# Objective
Copy all of the records below verbatim.

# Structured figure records
##########

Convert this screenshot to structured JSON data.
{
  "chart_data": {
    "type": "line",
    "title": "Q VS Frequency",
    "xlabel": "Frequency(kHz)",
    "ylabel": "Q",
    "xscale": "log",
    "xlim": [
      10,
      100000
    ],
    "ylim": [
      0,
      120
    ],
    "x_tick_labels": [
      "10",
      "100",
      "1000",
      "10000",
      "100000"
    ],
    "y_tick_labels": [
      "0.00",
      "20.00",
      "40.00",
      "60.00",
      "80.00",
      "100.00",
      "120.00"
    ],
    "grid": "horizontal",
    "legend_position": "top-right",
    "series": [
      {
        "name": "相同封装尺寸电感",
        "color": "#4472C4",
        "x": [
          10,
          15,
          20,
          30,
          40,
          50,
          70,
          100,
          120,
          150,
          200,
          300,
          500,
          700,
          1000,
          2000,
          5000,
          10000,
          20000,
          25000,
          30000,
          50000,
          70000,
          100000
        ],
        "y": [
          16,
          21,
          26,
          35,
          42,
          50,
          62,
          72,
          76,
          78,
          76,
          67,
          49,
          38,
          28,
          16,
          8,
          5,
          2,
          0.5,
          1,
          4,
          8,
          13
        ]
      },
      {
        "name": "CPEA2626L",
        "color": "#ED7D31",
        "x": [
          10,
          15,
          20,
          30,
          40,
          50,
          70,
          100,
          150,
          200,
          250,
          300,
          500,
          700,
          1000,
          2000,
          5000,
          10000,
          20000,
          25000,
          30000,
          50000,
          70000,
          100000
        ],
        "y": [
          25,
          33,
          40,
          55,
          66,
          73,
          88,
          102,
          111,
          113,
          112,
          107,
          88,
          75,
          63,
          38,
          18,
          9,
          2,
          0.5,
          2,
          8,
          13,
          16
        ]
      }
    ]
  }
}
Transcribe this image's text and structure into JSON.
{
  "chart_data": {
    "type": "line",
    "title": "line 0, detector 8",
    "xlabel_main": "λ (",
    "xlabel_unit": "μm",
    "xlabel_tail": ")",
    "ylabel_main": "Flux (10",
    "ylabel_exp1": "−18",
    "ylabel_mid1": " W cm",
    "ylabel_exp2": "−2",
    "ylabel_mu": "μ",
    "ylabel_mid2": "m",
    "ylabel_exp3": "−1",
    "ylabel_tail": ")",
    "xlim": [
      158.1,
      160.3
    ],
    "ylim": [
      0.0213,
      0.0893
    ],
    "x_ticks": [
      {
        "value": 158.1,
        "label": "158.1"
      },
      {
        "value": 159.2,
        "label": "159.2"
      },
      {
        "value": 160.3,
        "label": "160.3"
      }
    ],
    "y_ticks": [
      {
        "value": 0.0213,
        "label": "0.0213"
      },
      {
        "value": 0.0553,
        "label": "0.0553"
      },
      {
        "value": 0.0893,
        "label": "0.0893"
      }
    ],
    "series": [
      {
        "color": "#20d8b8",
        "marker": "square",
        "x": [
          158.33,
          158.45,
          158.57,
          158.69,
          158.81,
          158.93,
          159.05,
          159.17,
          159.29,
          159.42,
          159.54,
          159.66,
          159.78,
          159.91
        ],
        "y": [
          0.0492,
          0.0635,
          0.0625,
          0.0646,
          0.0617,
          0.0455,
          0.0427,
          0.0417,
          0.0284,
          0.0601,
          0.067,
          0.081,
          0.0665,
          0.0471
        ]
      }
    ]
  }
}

##########

# Output of the exercise
Convert this screenshot to structured JSON data.
{
  "chart_data": {
    "type": "line",
    "title": "Q VS Frequency",
    "xlabel": "Frequency(kHz)",
    "ylabel": "Q",
    "xscale": "log",
    "xlim": [
      10,
      100000
    ],
    "ylim": [
      0,
      120
    ],
    "x_tick_labels": [
      "10",
      "100",
      "1000",
      "10000",
      "100000"
    ],
    "y_tick_labels": [
      "0.00",
      "20.00",
      "40.00",
      "60.00",
      "80.00",
      "100.00",
      "120.00"
    ],
    "grid": "horizontal",
    "legend_position": "top-right",
    "series": [
      {
        "name": "相同封装尺寸电感",
        "color": "#4472C4",
        "x": [
          10,
          15,
          20,
          30,
          40,
          50,
          70,
          100,
          120,
          150,
          200,
          300,
          500,
          700,
          1000,
          2000,
          5000,
          10000,
          20000,
          25000,
          30000,
          50000,
          70000,
          100000
        ],
        "y": [
          16,
          21,
          26,
          35,
          42,
          50,
          62,
          72,
          76,
          78,
          76,
          67,
          49,
          38,
          28,
          16,
          8,
          5,
          2,
          0.5,
          1,
          4,
          8,
          13
        ]
      },
      {
        "name": "CPEA2626L",
        "color": "#ED7D31",
        "x": [
          10,
          15,
          20,
          30,
          40,
          50,
          70,
          100,
          150,
          200,
          250,
          300,
          500,
          700,
          1000,
          2000,
          5000,
          10000,
          20000,
          25000,
          30000,
          50000,
          70000,
          100000
        ],
        "y": [
          25,
          33,
          40,
          55,
          66,
          73,
          88,
          102,
          111,
          113,
          112,
          107,
          88,
          75,
          63,
          38,
          18,
          9,
          2,
          0.5,
          2,
          8,
          13,
          16
        ]
      }
    ]
  }
}
Transcribe this image's text and structure into JSON.
{
  "chart_data": {
    "type": "line",
    "title": "line 0, detector 8",
    "xlabel_main": "λ (",
    "xlabel_unit": "μm",
    "xlabel_tail": ")",
    "ylabel_main": "Flux (10",
    "ylabel_exp1": "−18",
    "ylabel_mid1": " W cm",
    "ylabel_exp2": "−2",
    "ylabel_mu": "μ",
    "ylabel_mid2": "m",
    "ylabel_exp3": "−1",
    "ylabel_tail": ")",
    "xlim": [
      158.1,
      160.3
    ],
    "ylim": [
      0.0213,
      0.0893
    ],
    "x_ticks": [
      {
        "value": 158.1,
        "label": "158.1"
      },
      {
        "value": 159.2,
        "label": "159.2"
      },
      {
        "value": 160.3,
        "label": "160.3"
      }
    ],
    "y_ticks": [
      {
        "value": 0.0213,
        "label": "0.0213"
      },
      {
        "value": 0.0553,
        "label": "0.0553"
      },
      {
        "value": 0.0893,
        "label": "0.0893"
      }
    ],
    "series": [
      {
        "color": "#20d8b8",
        "marker": "square",
        "x": [
          158.33,
          158.45,
          158.57,
          158.69,
          158.81,
          158.93,
          159.05,
          159.17,
          159.29,
          159.42,
          159.54,
          159.66,
          159.78,
          159.91
        ],
        "y": [
          0.0492,
          0.0635,
          0.0625,
          0.0646,
          0.0617,
          0.0455,
          0.0427,
          0.0417,
          0.0284,
          0.0601,
          0.067,
          0.081,
          0.0665,
          0.0471
        ]
      }
    ]
  }
}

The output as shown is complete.